Look below and pull out each line with the word "name".

= The input =
====

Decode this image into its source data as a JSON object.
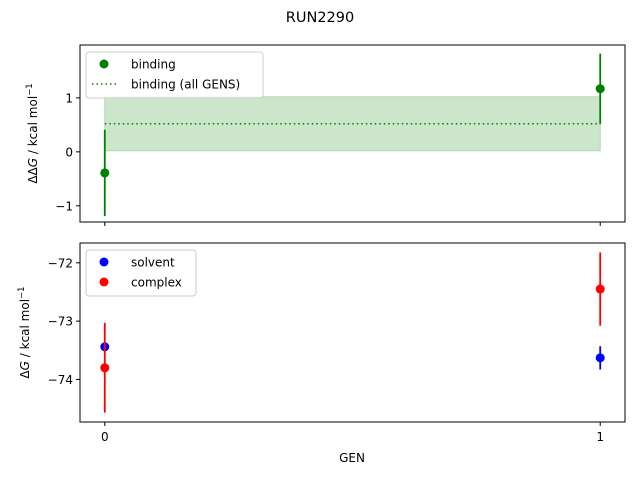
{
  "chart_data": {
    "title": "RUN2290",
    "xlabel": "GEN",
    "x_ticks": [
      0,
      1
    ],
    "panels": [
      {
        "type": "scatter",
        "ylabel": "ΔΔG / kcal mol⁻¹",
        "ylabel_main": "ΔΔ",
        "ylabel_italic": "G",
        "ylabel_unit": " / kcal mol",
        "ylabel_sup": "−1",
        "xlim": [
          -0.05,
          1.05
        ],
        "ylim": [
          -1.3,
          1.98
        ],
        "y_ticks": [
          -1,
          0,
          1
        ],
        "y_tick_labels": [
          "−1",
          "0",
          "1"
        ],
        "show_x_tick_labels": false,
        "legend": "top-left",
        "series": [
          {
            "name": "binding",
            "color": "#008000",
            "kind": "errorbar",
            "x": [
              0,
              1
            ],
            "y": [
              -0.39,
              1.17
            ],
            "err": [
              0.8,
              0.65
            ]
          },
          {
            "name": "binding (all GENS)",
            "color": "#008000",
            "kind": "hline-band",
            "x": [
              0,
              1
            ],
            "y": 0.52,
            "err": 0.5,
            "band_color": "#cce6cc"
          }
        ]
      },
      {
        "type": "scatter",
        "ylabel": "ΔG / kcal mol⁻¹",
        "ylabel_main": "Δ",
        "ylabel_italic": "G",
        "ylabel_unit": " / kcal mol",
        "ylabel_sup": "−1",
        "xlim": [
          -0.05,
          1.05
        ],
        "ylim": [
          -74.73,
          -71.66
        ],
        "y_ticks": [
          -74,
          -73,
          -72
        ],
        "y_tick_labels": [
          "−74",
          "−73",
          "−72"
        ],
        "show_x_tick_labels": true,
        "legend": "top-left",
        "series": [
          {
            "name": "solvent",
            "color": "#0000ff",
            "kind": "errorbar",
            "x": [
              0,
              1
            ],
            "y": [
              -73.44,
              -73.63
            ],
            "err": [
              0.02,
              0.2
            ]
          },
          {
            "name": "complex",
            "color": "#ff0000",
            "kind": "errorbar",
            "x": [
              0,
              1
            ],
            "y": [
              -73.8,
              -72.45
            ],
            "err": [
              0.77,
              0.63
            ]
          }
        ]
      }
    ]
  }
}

====

= Response to this exercise =
            "name": "binding",
            "name": "binding (all GENS)",
            "name": "solvent",
            "name": "complex",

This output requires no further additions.